## Dataset excerpts
□ □ □ □ □ □ □

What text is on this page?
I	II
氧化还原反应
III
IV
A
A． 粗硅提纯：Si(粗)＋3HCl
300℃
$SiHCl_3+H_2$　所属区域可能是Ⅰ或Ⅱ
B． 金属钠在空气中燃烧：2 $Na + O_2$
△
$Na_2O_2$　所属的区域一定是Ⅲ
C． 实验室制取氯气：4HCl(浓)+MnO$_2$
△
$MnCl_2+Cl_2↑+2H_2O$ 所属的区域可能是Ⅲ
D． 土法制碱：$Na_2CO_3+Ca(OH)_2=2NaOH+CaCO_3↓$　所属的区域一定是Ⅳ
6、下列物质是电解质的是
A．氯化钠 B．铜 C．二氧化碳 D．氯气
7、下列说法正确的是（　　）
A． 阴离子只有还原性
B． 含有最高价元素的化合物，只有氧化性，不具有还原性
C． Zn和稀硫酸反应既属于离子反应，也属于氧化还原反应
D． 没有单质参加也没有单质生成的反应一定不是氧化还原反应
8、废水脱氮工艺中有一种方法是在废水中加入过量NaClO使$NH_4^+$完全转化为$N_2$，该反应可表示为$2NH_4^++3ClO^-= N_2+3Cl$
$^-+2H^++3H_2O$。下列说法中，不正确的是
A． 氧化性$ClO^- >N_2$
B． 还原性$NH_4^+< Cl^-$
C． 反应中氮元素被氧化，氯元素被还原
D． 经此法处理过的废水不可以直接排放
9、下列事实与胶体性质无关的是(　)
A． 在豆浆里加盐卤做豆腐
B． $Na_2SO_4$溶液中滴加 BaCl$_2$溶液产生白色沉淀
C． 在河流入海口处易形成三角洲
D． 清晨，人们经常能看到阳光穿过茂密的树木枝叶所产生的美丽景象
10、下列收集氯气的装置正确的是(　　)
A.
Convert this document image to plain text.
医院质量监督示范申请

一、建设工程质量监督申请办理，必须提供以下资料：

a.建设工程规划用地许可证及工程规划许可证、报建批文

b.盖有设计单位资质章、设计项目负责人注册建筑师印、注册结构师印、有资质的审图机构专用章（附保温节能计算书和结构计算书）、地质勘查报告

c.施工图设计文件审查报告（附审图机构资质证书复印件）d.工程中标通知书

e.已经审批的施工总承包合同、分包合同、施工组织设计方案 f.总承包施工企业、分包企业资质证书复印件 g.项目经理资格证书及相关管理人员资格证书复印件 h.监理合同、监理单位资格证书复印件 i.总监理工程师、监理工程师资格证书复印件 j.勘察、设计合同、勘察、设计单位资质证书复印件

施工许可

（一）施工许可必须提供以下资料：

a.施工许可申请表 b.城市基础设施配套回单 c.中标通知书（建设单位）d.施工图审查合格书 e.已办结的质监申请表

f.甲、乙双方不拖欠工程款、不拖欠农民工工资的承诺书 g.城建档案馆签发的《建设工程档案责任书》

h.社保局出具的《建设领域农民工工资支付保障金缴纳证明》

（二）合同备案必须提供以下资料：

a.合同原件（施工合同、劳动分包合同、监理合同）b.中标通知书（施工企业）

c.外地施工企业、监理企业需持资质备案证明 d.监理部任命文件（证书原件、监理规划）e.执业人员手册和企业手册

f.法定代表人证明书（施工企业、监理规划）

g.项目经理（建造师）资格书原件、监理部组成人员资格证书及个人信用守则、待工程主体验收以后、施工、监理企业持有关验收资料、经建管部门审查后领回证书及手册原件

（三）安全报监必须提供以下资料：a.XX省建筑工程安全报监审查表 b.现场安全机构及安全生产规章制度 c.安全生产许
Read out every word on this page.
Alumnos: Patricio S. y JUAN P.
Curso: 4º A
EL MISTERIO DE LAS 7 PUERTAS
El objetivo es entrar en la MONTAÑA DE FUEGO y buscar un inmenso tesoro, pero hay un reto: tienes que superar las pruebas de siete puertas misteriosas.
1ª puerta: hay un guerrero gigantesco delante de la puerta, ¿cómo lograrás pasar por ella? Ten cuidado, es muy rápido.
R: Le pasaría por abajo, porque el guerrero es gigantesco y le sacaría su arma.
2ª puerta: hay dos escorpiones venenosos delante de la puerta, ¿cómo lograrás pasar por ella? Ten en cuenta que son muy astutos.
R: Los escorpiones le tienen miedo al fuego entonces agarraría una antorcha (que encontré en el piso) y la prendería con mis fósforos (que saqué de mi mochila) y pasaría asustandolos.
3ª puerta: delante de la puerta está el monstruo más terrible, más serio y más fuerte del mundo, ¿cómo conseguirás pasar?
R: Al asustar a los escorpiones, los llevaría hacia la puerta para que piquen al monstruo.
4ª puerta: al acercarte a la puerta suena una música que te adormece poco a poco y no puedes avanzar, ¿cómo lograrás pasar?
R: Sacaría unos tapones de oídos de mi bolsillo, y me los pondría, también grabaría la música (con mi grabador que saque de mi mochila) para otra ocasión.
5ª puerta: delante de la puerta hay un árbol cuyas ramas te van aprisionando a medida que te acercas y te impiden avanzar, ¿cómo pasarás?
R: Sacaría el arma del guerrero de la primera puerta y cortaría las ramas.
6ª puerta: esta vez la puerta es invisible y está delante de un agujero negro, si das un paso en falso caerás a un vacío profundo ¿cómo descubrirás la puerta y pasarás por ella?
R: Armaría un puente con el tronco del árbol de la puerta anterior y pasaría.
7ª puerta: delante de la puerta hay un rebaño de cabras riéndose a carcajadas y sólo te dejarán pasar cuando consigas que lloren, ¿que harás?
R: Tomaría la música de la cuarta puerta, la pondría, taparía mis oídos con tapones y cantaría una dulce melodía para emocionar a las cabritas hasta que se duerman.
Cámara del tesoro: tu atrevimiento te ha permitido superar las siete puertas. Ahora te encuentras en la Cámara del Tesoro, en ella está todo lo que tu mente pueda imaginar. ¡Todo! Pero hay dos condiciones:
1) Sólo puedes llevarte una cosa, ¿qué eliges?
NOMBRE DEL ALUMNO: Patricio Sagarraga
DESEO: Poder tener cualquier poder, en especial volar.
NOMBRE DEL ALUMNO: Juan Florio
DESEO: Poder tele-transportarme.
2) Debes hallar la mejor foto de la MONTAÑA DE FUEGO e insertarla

□ □ □ □ □ □ □

Within the data above, pick out all lines holding the word "mochila".

R: Los escorpiones le tienen miedo al fuego entonces agarraría una antorcha (que encontré en el piso) y la prendería con mis fósforos (que saqué de mi mochila) y pasaría asustandolos.
R: Sacaría unos tapones de oídos de mi bolsillo, y me los pondría, también grabaría la música (con mi grabador que saque de mi mochila) para otra ocasión.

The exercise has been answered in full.